**WHAT NEEDS TO BE DONE**. Copy the whole listing below word for word, from its first line to its last.
━━━━━ RECORDS FOR THIS TASK
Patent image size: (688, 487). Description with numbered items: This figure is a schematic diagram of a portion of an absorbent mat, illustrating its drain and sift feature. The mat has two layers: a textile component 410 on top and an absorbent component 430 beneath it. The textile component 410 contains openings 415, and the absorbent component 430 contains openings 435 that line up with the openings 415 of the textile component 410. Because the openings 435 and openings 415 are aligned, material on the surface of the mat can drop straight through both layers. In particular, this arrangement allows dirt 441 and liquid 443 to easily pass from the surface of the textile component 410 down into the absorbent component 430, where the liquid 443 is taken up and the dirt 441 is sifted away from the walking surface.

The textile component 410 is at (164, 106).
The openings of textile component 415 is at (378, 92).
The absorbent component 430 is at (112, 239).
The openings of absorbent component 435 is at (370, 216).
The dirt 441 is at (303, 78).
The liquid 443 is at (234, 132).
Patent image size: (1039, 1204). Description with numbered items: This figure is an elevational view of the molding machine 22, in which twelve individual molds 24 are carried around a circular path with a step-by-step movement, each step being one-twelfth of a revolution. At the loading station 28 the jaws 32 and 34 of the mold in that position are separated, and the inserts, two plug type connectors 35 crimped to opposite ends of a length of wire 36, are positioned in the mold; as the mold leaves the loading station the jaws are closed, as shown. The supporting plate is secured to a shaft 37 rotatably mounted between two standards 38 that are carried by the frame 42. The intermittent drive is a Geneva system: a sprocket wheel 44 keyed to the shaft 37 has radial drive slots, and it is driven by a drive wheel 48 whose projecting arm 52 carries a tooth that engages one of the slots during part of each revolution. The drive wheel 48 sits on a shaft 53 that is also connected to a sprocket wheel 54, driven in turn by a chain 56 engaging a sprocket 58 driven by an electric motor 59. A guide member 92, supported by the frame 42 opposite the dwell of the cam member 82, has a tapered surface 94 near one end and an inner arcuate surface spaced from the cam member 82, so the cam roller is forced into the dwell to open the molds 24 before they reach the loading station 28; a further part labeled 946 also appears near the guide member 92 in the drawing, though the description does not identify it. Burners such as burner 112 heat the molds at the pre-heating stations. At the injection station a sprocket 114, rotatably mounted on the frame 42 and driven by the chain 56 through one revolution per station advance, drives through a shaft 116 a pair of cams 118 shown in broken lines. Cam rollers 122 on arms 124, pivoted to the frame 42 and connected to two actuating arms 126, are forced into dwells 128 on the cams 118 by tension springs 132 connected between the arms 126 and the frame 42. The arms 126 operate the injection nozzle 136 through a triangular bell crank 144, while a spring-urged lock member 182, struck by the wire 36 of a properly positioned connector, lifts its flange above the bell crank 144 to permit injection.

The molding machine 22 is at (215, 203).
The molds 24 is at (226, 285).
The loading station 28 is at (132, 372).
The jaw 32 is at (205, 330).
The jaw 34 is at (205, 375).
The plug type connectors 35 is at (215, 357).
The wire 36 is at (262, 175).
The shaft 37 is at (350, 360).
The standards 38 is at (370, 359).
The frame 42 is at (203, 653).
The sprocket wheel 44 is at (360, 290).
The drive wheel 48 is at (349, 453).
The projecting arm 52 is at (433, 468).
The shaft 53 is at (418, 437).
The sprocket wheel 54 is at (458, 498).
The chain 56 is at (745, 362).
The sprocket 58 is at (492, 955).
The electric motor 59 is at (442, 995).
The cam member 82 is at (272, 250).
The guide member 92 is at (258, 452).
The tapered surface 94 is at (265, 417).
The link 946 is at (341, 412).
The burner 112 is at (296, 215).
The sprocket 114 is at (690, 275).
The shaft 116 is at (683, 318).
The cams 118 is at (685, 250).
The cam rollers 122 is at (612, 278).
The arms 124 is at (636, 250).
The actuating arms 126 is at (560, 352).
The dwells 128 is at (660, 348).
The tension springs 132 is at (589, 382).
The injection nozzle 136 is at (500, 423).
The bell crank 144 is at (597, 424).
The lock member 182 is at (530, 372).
━━━━━━━━━━
**WRITTEN REPLY**.
Patent image size: (688, 487). Description with numbered items: This figure is a schematic diagram of a portion of an absorbent mat, illustrating its drain and sift feature. The mat has two layers: a textile component 410 on top and an absorbent component 430 beneath it. The textile component 410 contains openings 415, and the absorbent component 430 contains openings 435 that line up with the openings 415 of the textile component 410. Because the openings 435 and openings 415 are aligned, material on the surface of the mat can drop straight through both layers. In particular, this arrangement allows dirt 441 and liquid 443 to easily pass from the surface of the textile component 410 down into the absorbent component 430, where the liquid 443 is taken up and the dirt 441 is sifted away from the walking surface.

The textile component 410 is at (164, 106).
The openings of textile component 415 is at (378, 92).
The absorbent component 430 is at (112, 239).
The openings of absorbent component 435 is at (370, 216).
The dirt 441 is at (303, 78).
The liquid 443 is at (234, 132).
Patent image size: (1039, 1204). Description with numbered items: This figure is an elevational view of the molding machine 22, in which twelve individual molds 24 are carried around a circular path with a step-by-step movement, each step being one-twelfth of a revolution. At the loading station 28 the jaws 32 and 34 of the mold in that position are separated, and the inserts, two plug type connectors 35 crimped to opposite ends of a length of wire 36, are positioned in the mold; as the mold leaves the loading station the jaws are closed, as shown. The supporting plate is secured to a shaft 37 rotatably mounted between two standards 38 that are carried by the frame 42. The intermittent drive is a Geneva system: a sprocket wheel 44 keyed to the shaft 37 has radial drive slots, and it is driven by a drive wheel 48 whose projecting arm 52 carries a tooth that engages one of the slots during part of each revolution. The drive wheel 48 sits on a shaft 53 that is also connected to a sprocket wheel 54, driven in turn by a chain 56 engaging a sprocket 58 driven by an electric motor 59. A guide member 92, supported by the frame 42 opposite the dwell of the cam member 82, has a tapered surface 94 near one end and an inner arcuate surface spaced from the cam member 82, so the cam roller is forced into the dwell to open the molds 24 before they reach the loading station 28; a further part labeled 946 also appears near the guide member 92 in the drawing, though the description does not identify it. Burners such as burner 112 heat the molds at the pre-heating stations. At the injection station a sprocket 114, rotatably mounted on the frame 42 and driven by the chain 56 through one revolution per station advance, drives through a shaft 116 a pair of cams 118 shown in broken lines. Cam rollers 122 on arms 124, pivoted to the frame 42 and connected to two actuating arms 126, are forced into dwells 128 on the cams 118 by tension springs 132 connected between the arms 126 and the frame 42. The arms 126 operate the injection nozzle 136 through a triangular bell crank 144, while a spring-urged lock member 182, struck by the wire 36 of a properly positioned connector, lifts its flange above the bell crank 144 to permit injection.

The molding machine 22 is at (215, 203).
The molds 24 is at (226, 285).
The loading station 28 is at (132, 372).
The jaw 32 is at (205, 330).
The jaw 34 is at (205, 375).
The plug type connectors 35 is at (215, 357).
The wire 36 is at (262, 175).
The shaft 37 is at (350, 360).
The standards 38 is at (370, 359).
The frame 42 is at (203, 653).
The sprocket wheel 44 is at (360, 290).
The drive wheel 48 is at (349, 453).
The projecting arm 52 is at (433, 468).
The shaft 53 is at (418, 437).
The sprocket wheel 54 is at (458, 498).
The chain 56 is at (745, 362).
The sprocket 58 is at (492, 955).
The electric motor 59 is at (442, 995).
The cam member 82 is at (272, 250).
The guide member 92 is at (258, 452).
The tapered surface 94 is at (265, 417).
The link 946 is at (341, 412).
The burner 112 is at (296, 215).
The sprocket 114 is at (690, 275).
The shaft 116 is at (683, 318).
The cams 118 is at (685, 250).
The cam rollers 122 is at (612, 278).
The arms 124 is at (636, 250).
The actuating arms 126 is at (560, 352).
The dwells 128 is at (660, 348).
The tension springs 132 is at (589, 382).
The injection nozzle 136 is at (500, 423).
The bell crank 144 is at (597, 424).
The lock member 182 is at (530, 372).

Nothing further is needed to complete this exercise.